(Records excerpted from a collection)
★ ★ ★

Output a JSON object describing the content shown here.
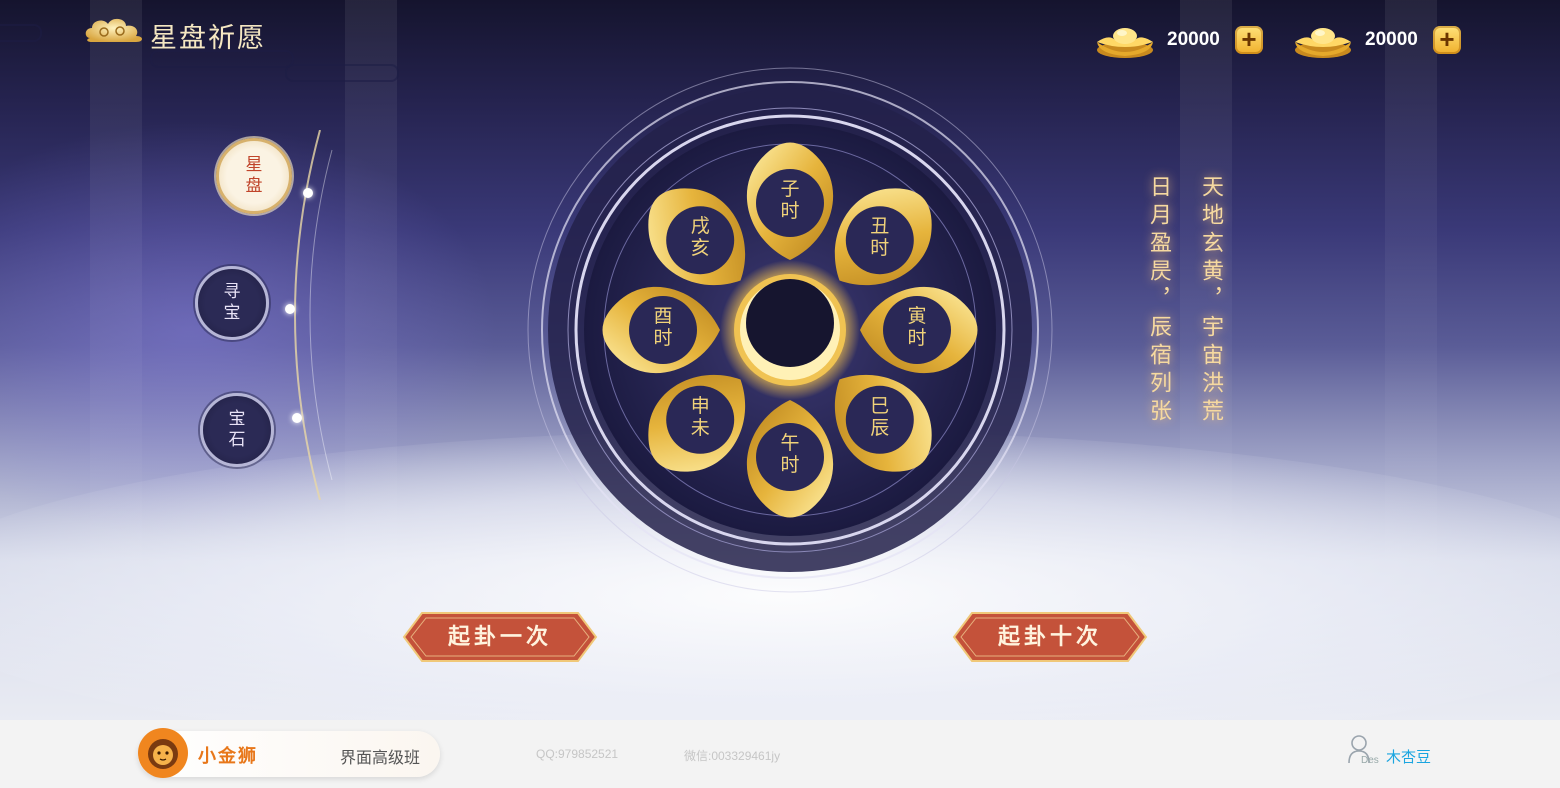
{
  "header": {
    "title": "星盘祈愿"
  },
  "currencies": [
    {
      "icon": "gold-ingot-icon",
      "value": "20000",
      "add_label": "+"
    },
    {
      "icon": "gold-ingot-icon",
      "value": "20000",
      "add_label": "+"
    }
  ],
  "nav": [
    {
      "label": "星盘",
      "active": true
    },
    {
      "label": "寻宝",
      "active": false
    },
    {
      "label": "宝石",
      "active": false
    }
  ],
  "wheel": {
    "petals": [
      "子时",
      "丑时",
      "寅时",
      "巳辰",
      "午时",
      "申未",
      "酉时",
      "戌亥"
    ]
  },
  "verse": {
    "line1": "天地玄黄，宇宙洪荒",
    "line2": "日月盈昃，辰宿列张"
  },
  "actions": {
    "draw_once": "起卦一次",
    "draw_ten": "起卦十次"
  },
  "footer": {
    "brand_name": "小金狮",
    "brand_sub": "界面高级班",
    "qq": "QQ:979852521",
    "wechat": "微信:003329461jy",
    "des_label": "Des",
    "user_name": "木杏豆"
  },
  "colors": {
    "gold": "#f1d37a",
    "button_red": "#c4523a",
    "accent_text": "#f6d9a0"
  }
}
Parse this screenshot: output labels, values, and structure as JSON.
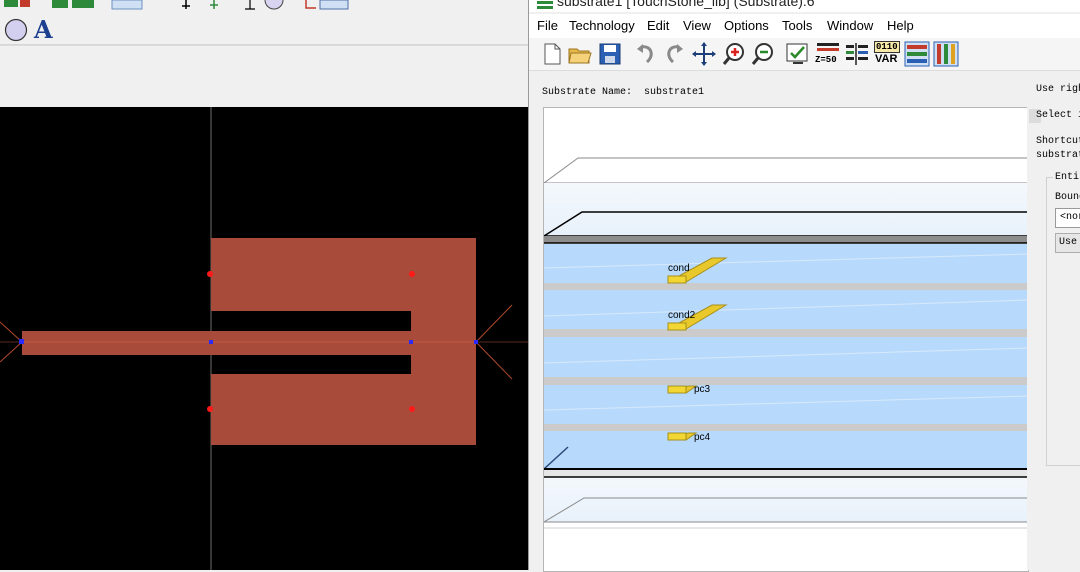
{
  "right_window": {
    "title": "substrate1 [TouchStone_lib] (Substrate):6",
    "menu": [
      "File",
      "Technology",
      "Edit",
      "View",
      "Options",
      "Tools",
      "Window",
      "Help"
    ],
    "toolbar_labels": {
      "impedance": "Z=50",
      "binary": "0110",
      "var": "VAR"
    },
    "substrate_name_label": "Substrate Name:",
    "substrate_name_value": "substrate1",
    "side_panel": {
      "line1": "Use righ",
      "line2": "Select i",
      "line3": "Shortcut",
      "line4": "substrat",
      "group_title": "Entir",
      "bounding_label": "Bound",
      "select_value": "<nor",
      "use_button": "Use"
    },
    "layers": {
      "cond": "cond",
      "cond2": "cond2",
      "pc3": "pc3",
      "pc4": "pc4"
    }
  },
  "left_window": {
    "shape_color": "#a84b3b"
  }
}
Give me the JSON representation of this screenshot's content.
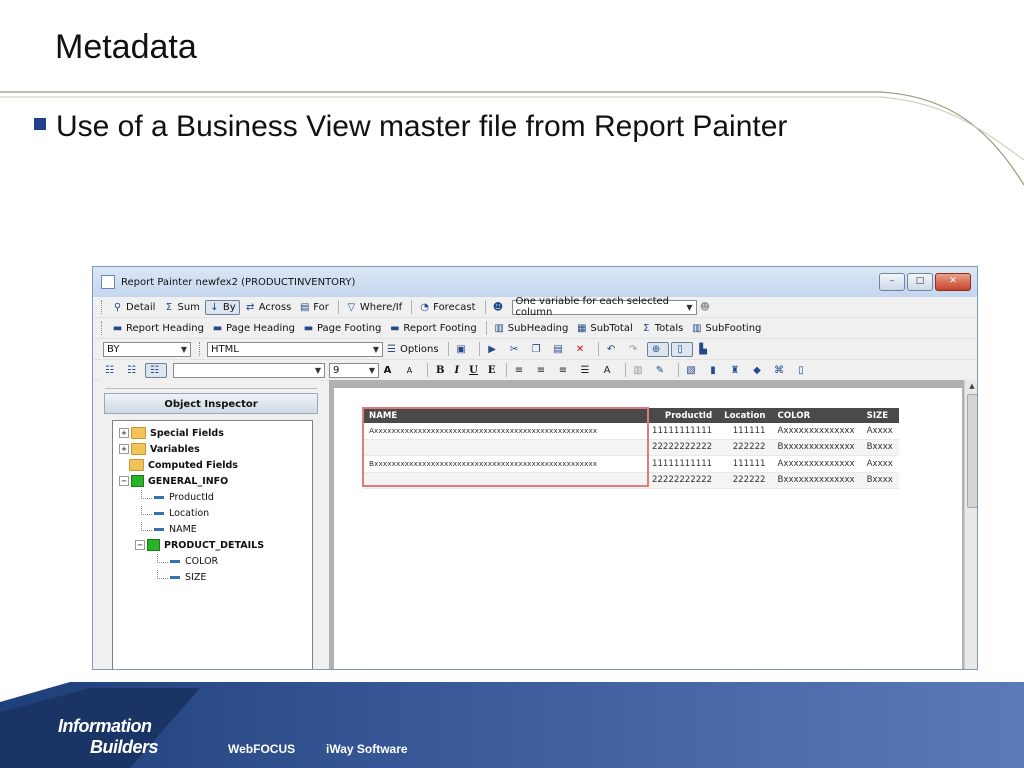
{
  "slide": {
    "title": "Metadata",
    "bullet": "Use of a Business View master file from Report Painter"
  },
  "window": {
    "title": "Report Painter newfex2 (PRODUCTINVENTORY)",
    "controls": {
      "minimize": "–",
      "maximize": "□",
      "close": "✕"
    }
  },
  "toolbar1": {
    "detail": "Detail",
    "sum": "Sum",
    "by": "By",
    "across": "Across",
    "for": "For",
    "whereif": "Where/If",
    "forecast": "Forecast",
    "variable_select": "One variable for each selected column"
  },
  "toolbar2": {
    "report_heading": "Report Heading",
    "page_heading": "Page Heading",
    "page_footing": "Page Footing",
    "report_footing": "Report Footing",
    "subheading": "SubHeading",
    "subtotal": "SubTotal",
    "totals": "Totals",
    "subfooting": "SubFooting"
  },
  "toolbar3": {
    "by_select": "BY",
    "format_select": "HTML",
    "options": "Options"
  },
  "toolbar4": {
    "font_select": "",
    "size_select": "9",
    "bold": "B",
    "italic": "I",
    "underline": "U",
    "other": "E"
  },
  "inspector": {
    "label": "Object Inspector",
    "tree": {
      "special_fields": "Special Fields",
      "variables": "Variables",
      "computed_fields": "Computed Fields",
      "general_info": "GENERAL_INFO",
      "productid": "ProductId",
      "location": "Location",
      "name": "NAME",
      "product_details": "PRODUCT_DETAILS",
      "color": "COLOR",
      "size": "SIZE"
    }
  },
  "report": {
    "headers": {
      "name": "NAME",
      "productid": "ProductId",
      "location": "Location",
      "color": "COLOR",
      "size": "SIZE"
    },
    "rows": [
      {
        "name": "Axxxxxxxxxxxxxxxxxxxxxxxxxxxxxxxxxxxxxxxxxxxxxxxxxxx",
        "productid": "11111111111",
        "location": "111111",
        "color": "Axxxxxxxxxxxxxx",
        "size": "Axxxx"
      },
      {
        "name": "",
        "productid": "22222222222",
        "location": "222222",
        "color": "Bxxxxxxxxxxxxxx",
        "size": "Bxxxx"
      },
      {
        "name": "Bxxxxxxxxxxxxxxxxxxxxxxxxxxxxxxxxxxxxxxxxxxxxxxxxxxx",
        "productid": "11111111111",
        "location": "111111",
        "color": "Axxxxxxxxxxxxxx",
        "size": "Axxxx"
      },
      {
        "name": "",
        "productid": "22222222222",
        "location": "222222",
        "color": "Bxxxxxxxxxxxxxx",
        "size": "Bxxxx"
      }
    ]
  },
  "footer": {
    "logo_line1": "Information",
    "logo_line2": "Builders",
    "webfocus": "WebFOCUS",
    "iway": "iWay Software"
  }
}
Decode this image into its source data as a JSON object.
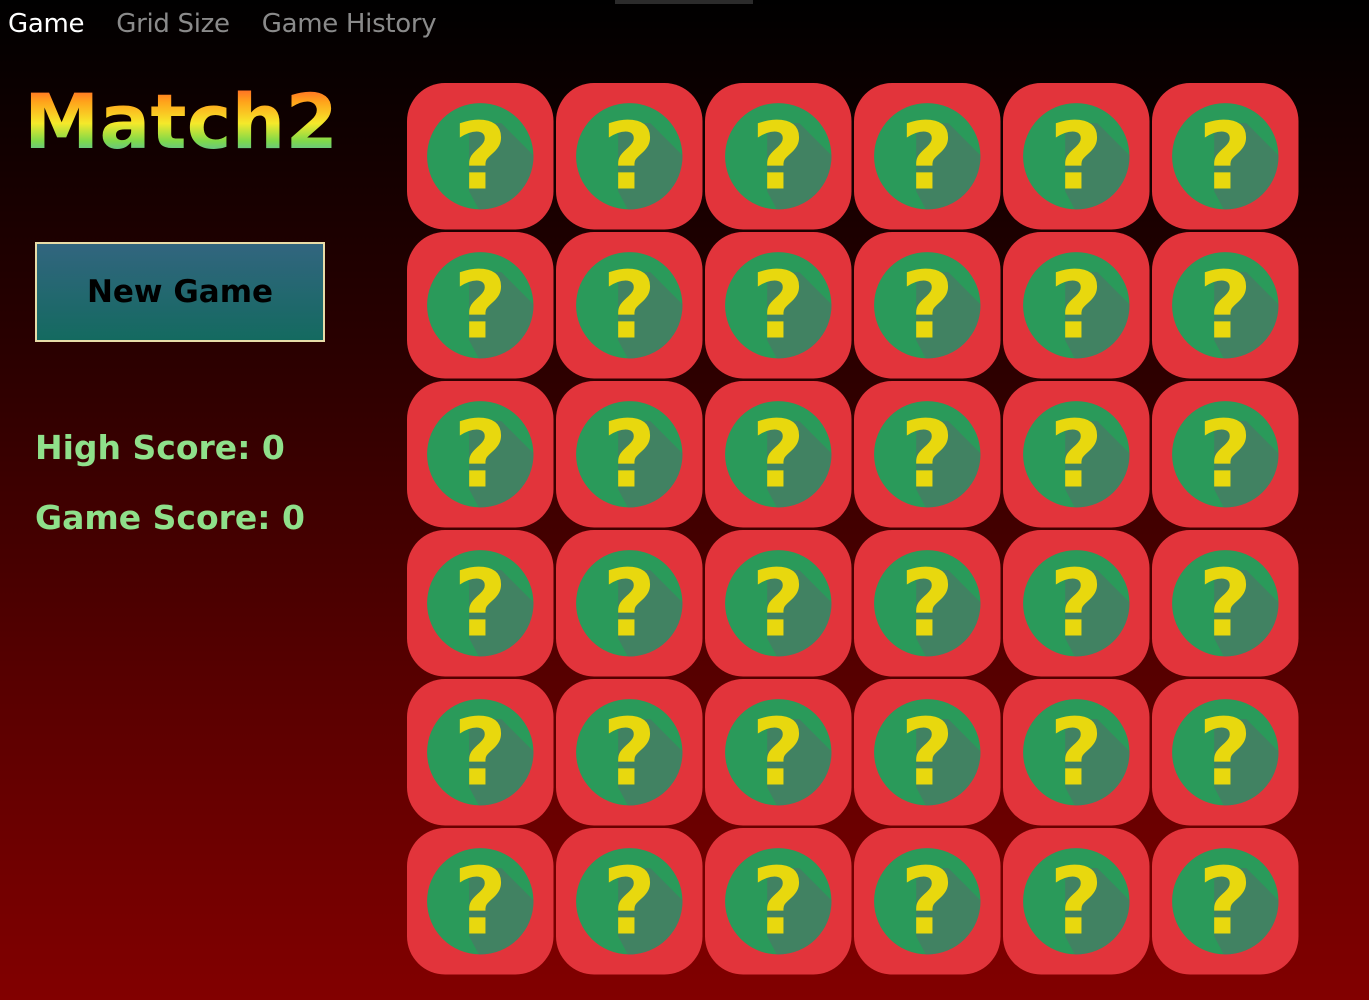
{
  "nav": {
    "tabs": [
      {
        "label": "Game",
        "active": true
      },
      {
        "label": "Grid Size",
        "active": false
      },
      {
        "label": "Game History",
        "active": false
      }
    ]
  },
  "logo": {
    "text": "Match2"
  },
  "controls": {
    "new_game_label": "New Game"
  },
  "scores": {
    "high_score_label": "High Score: 0",
    "game_score_label": "Game Score: 0"
  },
  "board": {
    "rows": 6,
    "cols": 6,
    "tile_icon": "question-mark-icon",
    "tile_glyph": "?",
    "colors": {
      "tile": "#e2343b",
      "circle": "#2a9a5a",
      "glyph": "#e8d80e",
      "shadow": "#4a7a66"
    }
  },
  "colors": {
    "score_text": "#8fe08a",
    "button_border": "#e8dca8",
    "active_tab": "#ffffff",
    "inactive_tab": "#8a8a8a"
  }
}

★ ★ ★

→ WHAT IS BEING ASKED
Extract the entries in full, exactly as they are, minus the pictures.

→ RESULT
Output a JSON object describing the content shown here.
{
  "header": {
    "title": "星盘祈愿"
  },
  "currencies": [
    {
      "icon": "gold-ingot-icon",
      "value": "20000",
      "add_label": "+"
    },
    {
      "icon": "gold-ingot-icon",
      "value": "20000",
      "add_label": "+"
    }
  ],
  "nav": [
    {
      "label": "星盘",
      "active": true
    },
    {
      "label": "寻宝",
      "active": false
    },
    {
      "label": "宝石",
      "active": false
    }
  ],
  "wheel": {
    "petals": [
      "子时",
      "丑时",
      "寅时",
      "巳辰",
      "午时",
      "申未",
      "酉时",
      "戌亥"
    ]
  },
  "verse": {
    "line1": "天地玄黄，宇宙洪荒",
    "line2": "日月盈昃，辰宿列张"
  },
  "actions": {
    "draw_once": "起卦一次",
    "draw_ten": "起卦十次"
  },
  "footer": {
    "brand_name": "小金狮",
    "brand_sub": "界面高级班",
    "qq": "QQ:979852521",
    "wechat": "微信:003329461jy",
    "des_label": "Des",
    "user_name": "木杏豆"
  },
  "colors": {
    "gold": "#f1d37a",
    "button_red": "#c4523a",
    "accent_text": "#f6d9a0"
  }
}
Parse this screenshot: output labels, values, and structure as JSON.
{
  "right_window": {
    "title": "substrate1 [TouchStone_lib] (Substrate):6",
    "menu": [
      "File",
      "Technology",
      "Edit",
      "View",
      "Options",
      "Tools",
      "Window",
      "Help"
    ],
    "toolbar_labels": {
      "impedance": "Z=50",
      "binary": "0110",
      "var": "VAR"
    },
    "substrate_name_label": "Substrate Name:",
    "substrate_name_value": "substrate1",
    "side_panel": {
      "line1": "Use righ",
      "line2": "Select i",
      "line3": "Shortcut",
      "line4": "substrat",
      "group_title": "Entir",
      "bounding_label": "Bound",
      "select_value": "<nor",
      "use_button": "Use"
    },
    "layers": {
      "cond": "cond",
      "cond2": "cond2",
      "pc3": "pc3",
      "pc4": "pc4"
    }
  },
  "left_window": {
    "shape_color": "#a84b3b"
  }
}
Give me the JSON representation of this screenshot's content.
{
  "slide": {
    "title": "Metadata",
    "bullet": "Use of a Business View master file from Report Painter"
  },
  "window": {
    "title": "Report Painter newfex2 (PRODUCTINVENTORY)",
    "controls": {
      "minimize": "–",
      "maximize": "□",
      "close": "✕"
    }
  },
  "toolbar1": {
    "detail": "Detail",
    "sum": "Sum",
    "by": "By",
    "across": "Across",
    "for": "For",
    "whereif": "Where/If",
    "forecast": "Forecast",
    "variable_select": "One variable for each selected column"
  },
  "toolbar2": {
    "report_heading": "Report Heading",
    "page_heading": "Page Heading",
    "page_footing": "Page Footing",
    "report_footing": "Report Footing",
    "subheading": "SubHeading",
    "subtotal": "SubTotal",
    "totals": "Totals",
    "subfooting": "SubFooting"
  },
  "toolbar3": {
    "by_select": "BY",
    "format_select": "HTML",
    "options": "Options"
  },
  "toolbar4": {
    "font_select": "",
    "size_select": "9",
    "bold": "B",
    "italic": "I",
    "underline": "U",
    "other": "E"
  },
  "inspector": {
    "label": "Object Inspector",
    "tree": {
      "special_fields": "Special Fields",
      "variables": "Variables",
      "computed_fields": "Computed Fields",
      "general_info": "GENERAL_INFO",
      "productid": "ProductId",
      "location": "Location",
      "name": "NAME",
      "product_details": "PRODUCT_DETAILS",
      "color": "COLOR",
      "size": "SIZE"
    }
  },
  "report": {
    "headers": {
      "name": "NAME",
      "productid": "ProductId",
      "location": "Location",
      "color": "COLOR",
      "size": "SIZE"
    },
    "rows": [
      {
        "name": "Axxxxxxxxxxxxxxxxxxxxxxxxxxxxxxxxxxxxxxxxxxxxxxxxxxx",
        "productid": "11111111111",
        "location": "111111",
        "color": "Axxxxxxxxxxxxxx",
        "size": "Axxxx"
      },
      {
        "name": "",
        "productid": "22222222222",
        "location": "222222",
        "color": "Bxxxxxxxxxxxxxx",
        "size": "Bxxxx"
      },
      {
        "name": "Bxxxxxxxxxxxxxxxxxxxxxxxxxxxxxxxxxxxxxxxxxxxxxxxxxxx",
        "productid": "11111111111",
        "location": "111111",
        "color": "Axxxxxxxxxxxxxx",
        "size": "Axxxx"
      },
      {
        "name": "",
        "productid": "22222222222",
        "location": "222222",
        "color": "Bxxxxxxxxxxxxxx",
        "size": "Bxxxx"
      }
    ]
  },
  "footer": {
    "logo_line1": "Information",
    "logo_line2": "Builders",
    "webfocus": "WebFOCUS",
    "iway": "iWay Software"
  }
}
Decode this image into its source data as a JSON object.
{
  "nav": {
    "tabs": [
      {
        "label": "Game",
        "active": true
      },
      {
        "label": "Grid Size",
        "active": false
      },
      {
        "label": "Game History",
        "active": false
      }
    ]
  },
  "logo": {
    "text": "Match2"
  },
  "controls": {
    "new_game_label": "New Game"
  },
  "scores": {
    "high_score_label": "High Score: 0",
    "game_score_label": "Game Score: 0"
  },
  "board": {
    "rows": 6,
    "cols": 6,
    "tile_icon": "question-mark-icon",
    "tile_glyph": "?",
    "colors": {
      "tile": "#e2343b",
      "circle": "#2a9a5a",
      "glyph": "#e8d80e",
      "shadow": "#4a7a66"
    }
  },
  "colors": {
    "score_text": "#8fe08a",
    "button_border": "#e8dca8",
    "active_tab": "#ffffff",
    "inactive_tab": "#8a8a8a"
  }
}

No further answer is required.